## EXERCISE
The listing below is the input. Say how many of its lines contain "units", giving the number alone.

## DATA IN THIS EXERCISE
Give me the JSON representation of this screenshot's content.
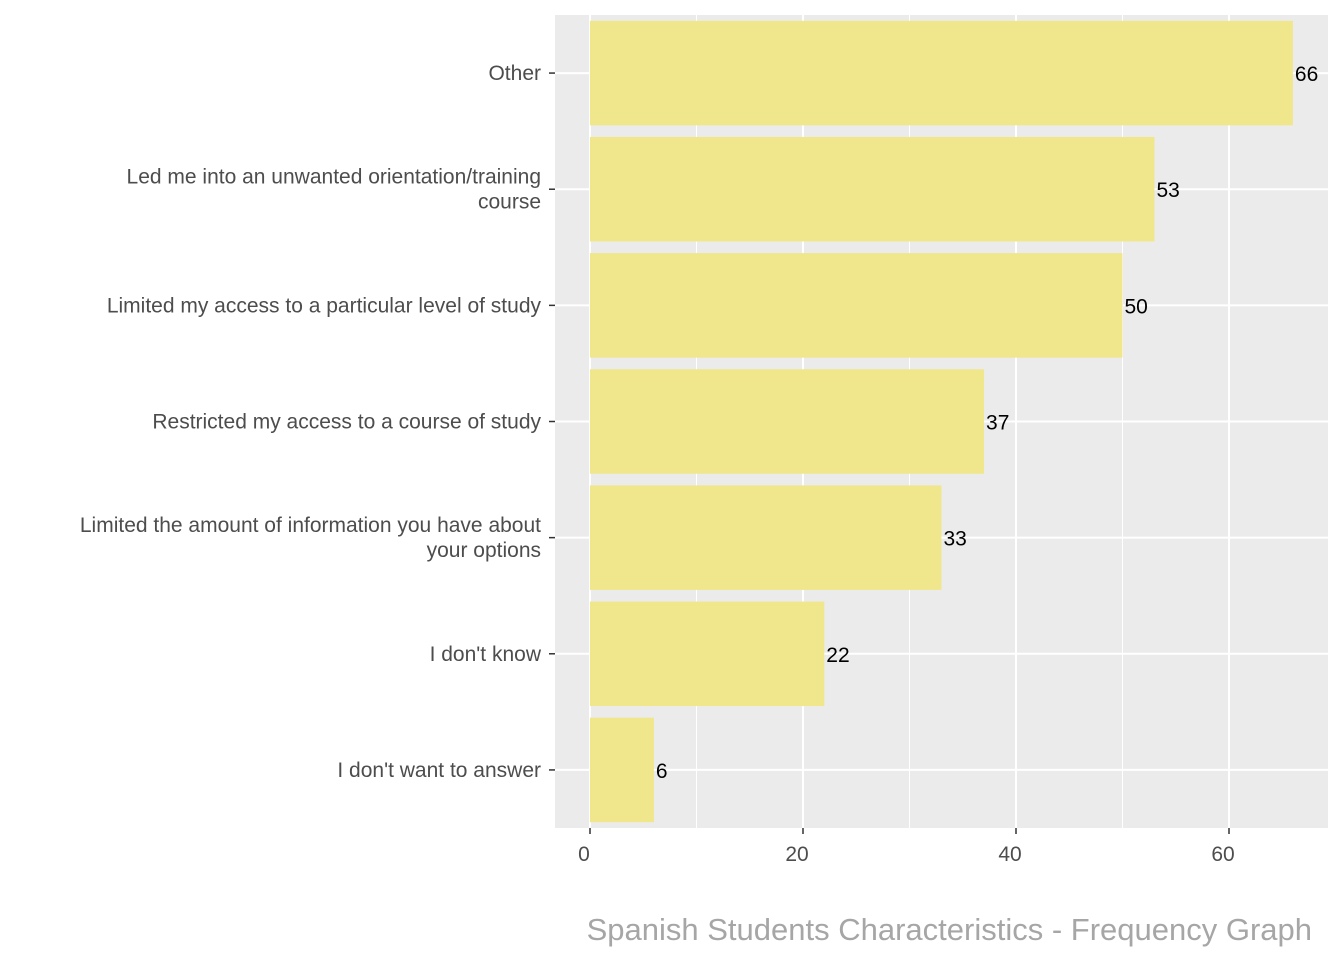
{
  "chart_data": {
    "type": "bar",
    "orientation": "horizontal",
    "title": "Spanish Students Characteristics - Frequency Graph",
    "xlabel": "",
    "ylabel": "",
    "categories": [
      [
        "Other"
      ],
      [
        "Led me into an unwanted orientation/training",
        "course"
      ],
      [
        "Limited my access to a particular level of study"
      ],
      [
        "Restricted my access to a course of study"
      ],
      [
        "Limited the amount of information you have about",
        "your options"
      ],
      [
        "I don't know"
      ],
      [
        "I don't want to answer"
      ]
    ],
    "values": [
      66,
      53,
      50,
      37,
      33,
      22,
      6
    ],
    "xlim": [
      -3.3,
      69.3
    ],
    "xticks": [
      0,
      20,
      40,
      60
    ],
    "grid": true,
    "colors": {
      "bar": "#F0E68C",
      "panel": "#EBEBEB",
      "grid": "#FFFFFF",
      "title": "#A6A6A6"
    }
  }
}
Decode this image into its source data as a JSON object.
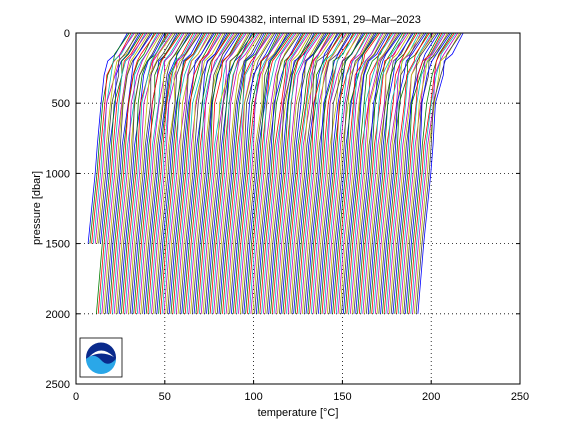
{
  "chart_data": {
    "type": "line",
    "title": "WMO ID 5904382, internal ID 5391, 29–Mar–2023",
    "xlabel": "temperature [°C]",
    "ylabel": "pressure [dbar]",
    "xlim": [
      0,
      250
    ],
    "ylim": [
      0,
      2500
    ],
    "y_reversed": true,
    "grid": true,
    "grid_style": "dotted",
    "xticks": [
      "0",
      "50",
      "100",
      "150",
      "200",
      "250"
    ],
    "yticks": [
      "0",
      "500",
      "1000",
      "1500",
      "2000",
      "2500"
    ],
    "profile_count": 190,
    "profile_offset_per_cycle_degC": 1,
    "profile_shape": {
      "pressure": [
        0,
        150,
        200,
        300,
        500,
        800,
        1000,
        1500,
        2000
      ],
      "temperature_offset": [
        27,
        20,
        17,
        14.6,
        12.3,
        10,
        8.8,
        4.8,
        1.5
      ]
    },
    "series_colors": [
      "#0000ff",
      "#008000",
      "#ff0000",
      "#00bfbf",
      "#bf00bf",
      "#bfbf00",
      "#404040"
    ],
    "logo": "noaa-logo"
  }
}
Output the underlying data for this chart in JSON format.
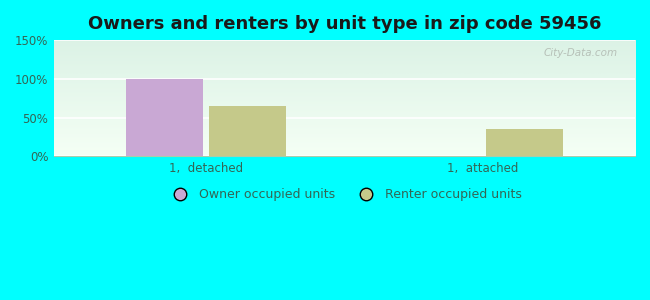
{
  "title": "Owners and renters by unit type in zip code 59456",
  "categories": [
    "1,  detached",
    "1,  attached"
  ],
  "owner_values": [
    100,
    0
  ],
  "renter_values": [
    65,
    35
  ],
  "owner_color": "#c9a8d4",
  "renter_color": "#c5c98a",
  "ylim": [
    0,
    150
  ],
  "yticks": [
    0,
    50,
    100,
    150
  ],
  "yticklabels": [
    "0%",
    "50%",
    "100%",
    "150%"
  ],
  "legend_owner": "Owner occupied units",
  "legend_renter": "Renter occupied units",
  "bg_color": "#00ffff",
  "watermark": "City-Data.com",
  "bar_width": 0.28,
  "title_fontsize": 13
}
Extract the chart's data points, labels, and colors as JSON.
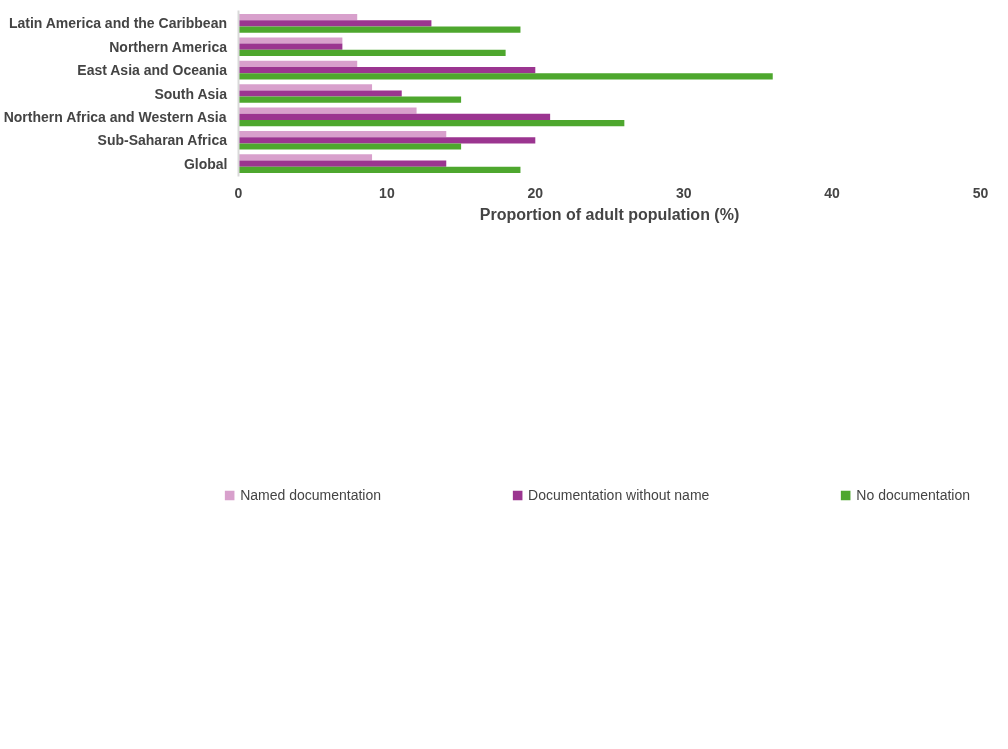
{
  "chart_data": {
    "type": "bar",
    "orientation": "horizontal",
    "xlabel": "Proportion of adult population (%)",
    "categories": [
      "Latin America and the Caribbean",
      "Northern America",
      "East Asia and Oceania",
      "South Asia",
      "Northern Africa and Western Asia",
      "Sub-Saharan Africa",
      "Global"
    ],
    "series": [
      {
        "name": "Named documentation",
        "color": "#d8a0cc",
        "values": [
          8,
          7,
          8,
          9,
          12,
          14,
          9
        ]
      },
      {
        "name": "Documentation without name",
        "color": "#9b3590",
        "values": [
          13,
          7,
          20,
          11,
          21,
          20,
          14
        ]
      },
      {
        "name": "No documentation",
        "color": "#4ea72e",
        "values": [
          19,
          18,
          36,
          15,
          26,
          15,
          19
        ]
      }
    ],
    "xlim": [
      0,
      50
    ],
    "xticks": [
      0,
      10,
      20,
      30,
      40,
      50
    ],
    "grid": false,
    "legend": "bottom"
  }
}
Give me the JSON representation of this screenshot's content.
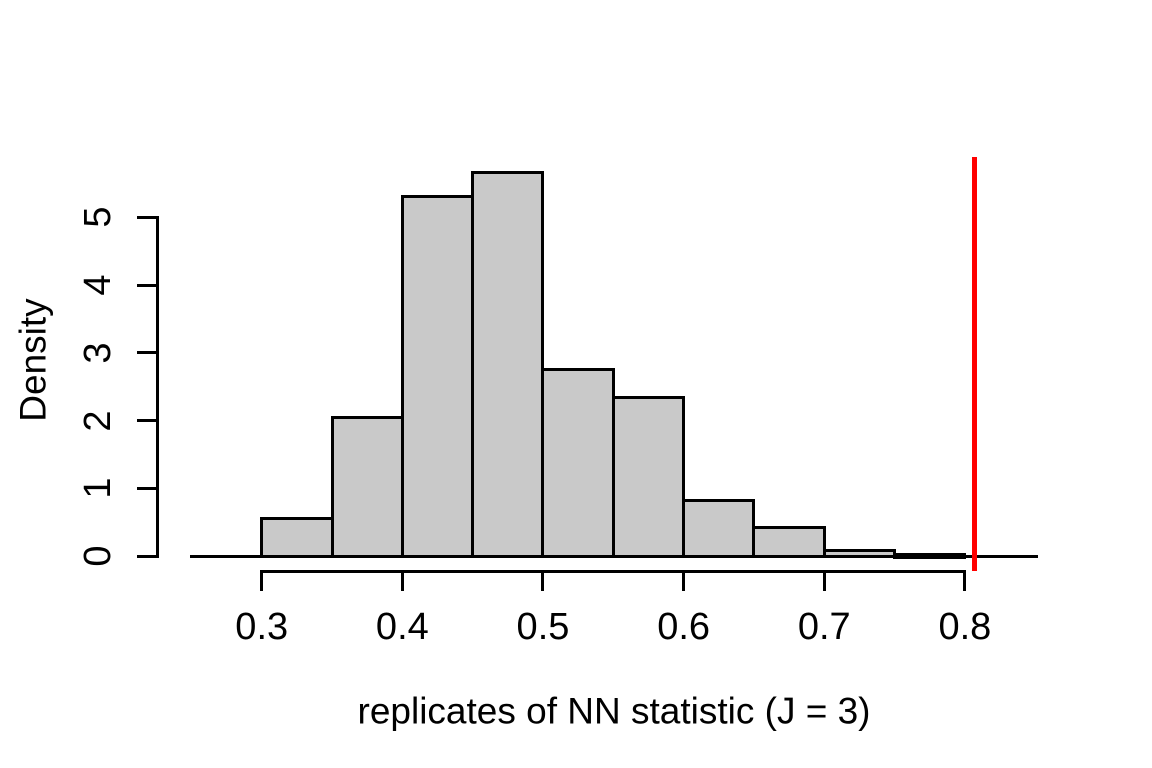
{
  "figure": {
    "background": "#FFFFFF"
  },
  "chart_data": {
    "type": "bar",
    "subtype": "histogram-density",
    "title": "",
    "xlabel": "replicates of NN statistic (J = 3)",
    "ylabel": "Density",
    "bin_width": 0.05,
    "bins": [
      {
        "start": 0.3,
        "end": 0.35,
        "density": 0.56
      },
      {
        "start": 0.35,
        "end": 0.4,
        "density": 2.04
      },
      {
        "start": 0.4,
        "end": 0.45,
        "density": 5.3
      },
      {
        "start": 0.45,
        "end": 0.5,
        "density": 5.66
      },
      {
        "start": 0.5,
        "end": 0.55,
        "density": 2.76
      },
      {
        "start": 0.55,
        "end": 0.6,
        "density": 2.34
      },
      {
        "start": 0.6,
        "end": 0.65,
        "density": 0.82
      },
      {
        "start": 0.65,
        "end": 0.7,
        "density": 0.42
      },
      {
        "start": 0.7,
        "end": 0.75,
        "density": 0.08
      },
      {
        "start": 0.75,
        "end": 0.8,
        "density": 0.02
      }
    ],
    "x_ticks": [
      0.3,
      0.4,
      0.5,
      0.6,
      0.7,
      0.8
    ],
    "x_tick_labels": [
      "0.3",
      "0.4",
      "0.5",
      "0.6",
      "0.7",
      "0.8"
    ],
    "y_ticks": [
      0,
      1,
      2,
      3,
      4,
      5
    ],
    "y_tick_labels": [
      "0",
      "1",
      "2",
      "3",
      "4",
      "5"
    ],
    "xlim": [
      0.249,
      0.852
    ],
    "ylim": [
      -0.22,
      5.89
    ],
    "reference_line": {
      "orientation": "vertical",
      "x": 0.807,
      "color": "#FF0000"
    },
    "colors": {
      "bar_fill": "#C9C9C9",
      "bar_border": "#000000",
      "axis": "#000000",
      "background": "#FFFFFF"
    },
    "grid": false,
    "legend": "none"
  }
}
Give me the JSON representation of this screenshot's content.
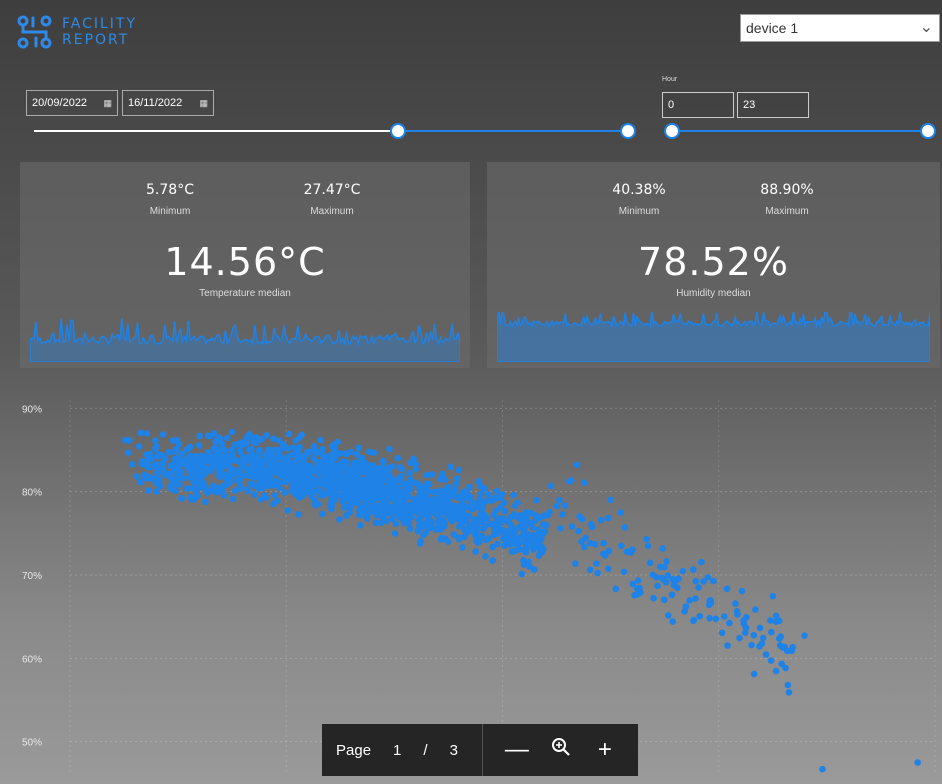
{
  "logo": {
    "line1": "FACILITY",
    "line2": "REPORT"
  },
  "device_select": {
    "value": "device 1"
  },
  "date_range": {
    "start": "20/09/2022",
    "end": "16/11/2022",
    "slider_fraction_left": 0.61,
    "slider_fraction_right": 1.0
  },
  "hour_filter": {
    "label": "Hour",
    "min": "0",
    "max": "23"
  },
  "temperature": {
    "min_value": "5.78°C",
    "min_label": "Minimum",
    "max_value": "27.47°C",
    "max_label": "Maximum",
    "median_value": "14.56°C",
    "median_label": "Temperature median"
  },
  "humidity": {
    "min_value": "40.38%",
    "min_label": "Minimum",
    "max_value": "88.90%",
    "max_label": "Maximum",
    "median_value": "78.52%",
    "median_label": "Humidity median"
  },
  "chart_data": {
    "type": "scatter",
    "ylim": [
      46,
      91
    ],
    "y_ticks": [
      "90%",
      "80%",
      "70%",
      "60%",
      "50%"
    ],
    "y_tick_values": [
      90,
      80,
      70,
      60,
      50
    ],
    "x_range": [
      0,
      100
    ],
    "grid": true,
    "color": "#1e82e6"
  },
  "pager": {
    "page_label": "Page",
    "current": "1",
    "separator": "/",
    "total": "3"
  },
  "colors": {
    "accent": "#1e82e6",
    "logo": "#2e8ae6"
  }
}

## COMPLETE OUTPUT
2